• _Provided records_:

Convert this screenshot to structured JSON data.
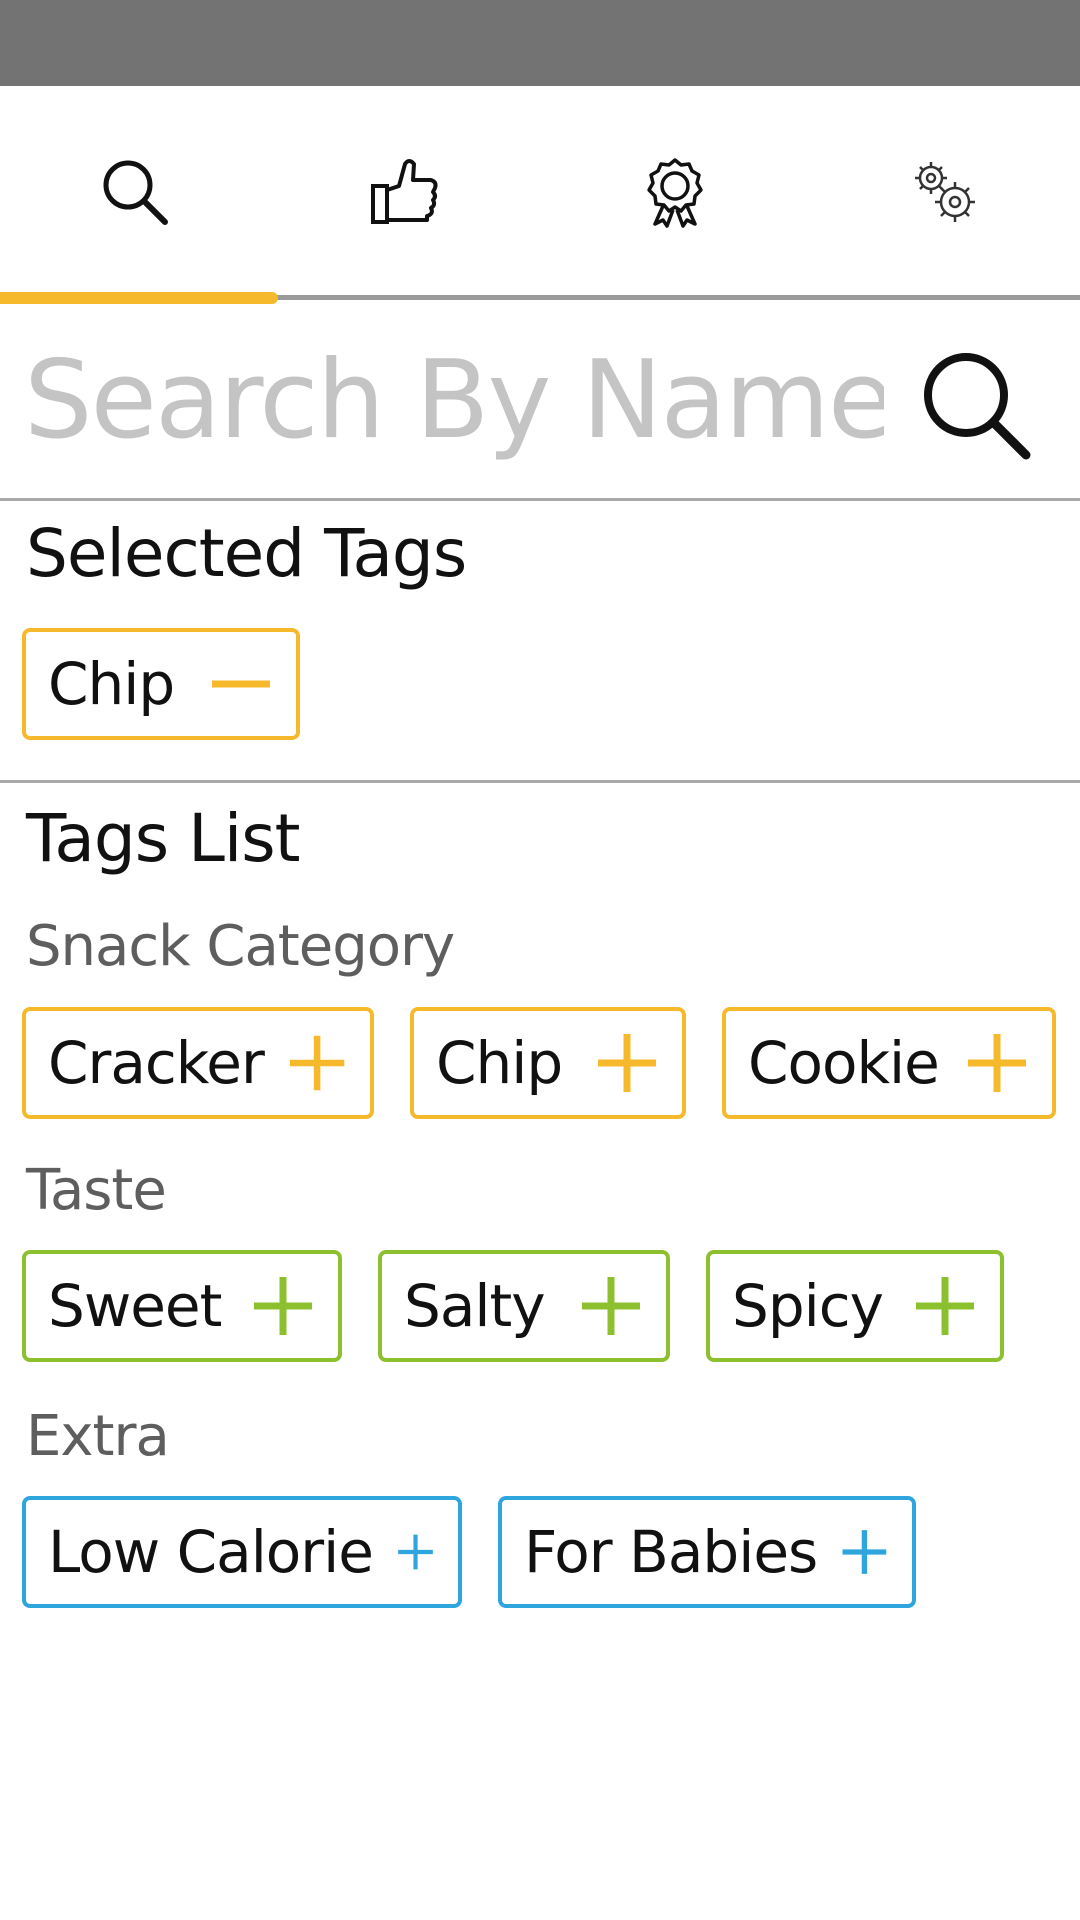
{
  "colors": {
    "accent_yellow": "#f6b92c",
    "accent_green": "#8dc02f",
    "accent_blue": "#2ea6dd",
    "divider": "#a9a9a9"
  },
  "tabs": [
    {
      "icon": "search-icon",
      "active": true
    },
    {
      "icon": "thumbs-up-icon",
      "active": false
    },
    {
      "icon": "award-badge-icon",
      "active": false
    },
    {
      "icon": "gears-icon",
      "active": false
    }
  ],
  "search": {
    "placeholder": "Search By Name",
    "value": ""
  },
  "selected_tags": {
    "title": "Selected Tags",
    "tags": [
      {
        "label": "Chip",
        "action": "minus-icon"
      }
    ]
  },
  "tags_list": {
    "title": "Tags List",
    "groups": [
      {
        "label": "Snack Category",
        "color": "#f6b92c",
        "tags": [
          {
            "label": "Cracker"
          },
          {
            "label": "Chip"
          },
          {
            "label": "Cookie"
          }
        ]
      },
      {
        "label": "Taste",
        "color": "#8dc02f",
        "tags": [
          {
            "label": "Sweet"
          },
          {
            "label": "Salty"
          },
          {
            "label": "Spicy"
          }
        ]
      },
      {
        "label": "Extra",
        "color": "#2ea6dd",
        "tags": [
          {
            "label": "Low Calorie"
          },
          {
            "label": "For Babies"
          }
        ]
      }
    ]
  }
}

• _Objective_: Are you able to set down all the lines above exactly, without any pictures?

• _Correct answer_:
Convert this screenshot to structured JSON data.
{
  "colors": {
    "accent_yellow": "#f6b92c",
    "accent_green": "#8dc02f",
    "accent_blue": "#2ea6dd",
    "divider": "#a9a9a9"
  },
  "tabs": [
    {
      "icon": "search-icon",
      "active": true
    },
    {
      "icon": "thumbs-up-icon",
      "active": false
    },
    {
      "icon": "award-badge-icon",
      "active": false
    },
    {
      "icon": "gears-icon",
      "active": false
    }
  ],
  "search": {
    "placeholder": "Search By Name",
    "value": ""
  },
  "selected_tags": {
    "title": "Selected Tags",
    "tags": [
      {
        "label": "Chip",
        "action": "minus-icon"
      }
    ]
  },
  "tags_list": {
    "title": "Tags List",
    "groups": [
      {
        "label": "Snack Category",
        "color": "#f6b92c",
        "tags": [
          {
            "label": "Cracker"
          },
          {
            "label": "Chip"
          },
          {
            "label": "Cookie"
          }
        ]
      },
      {
        "label": "Taste",
        "color": "#8dc02f",
        "tags": [
          {
            "label": "Sweet"
          },
          {
            "label": "Salty"
          },
          {
            "label": "Spicy"
          }
        ]
      },
      {
        "label": "Extra",
        "color": "#2ea6dd",
        "tags": [
          {
            "label": "Low Calorie"
          },
          {
            "label": "For Babies"
          }
        ]
      }
    ]
  }
}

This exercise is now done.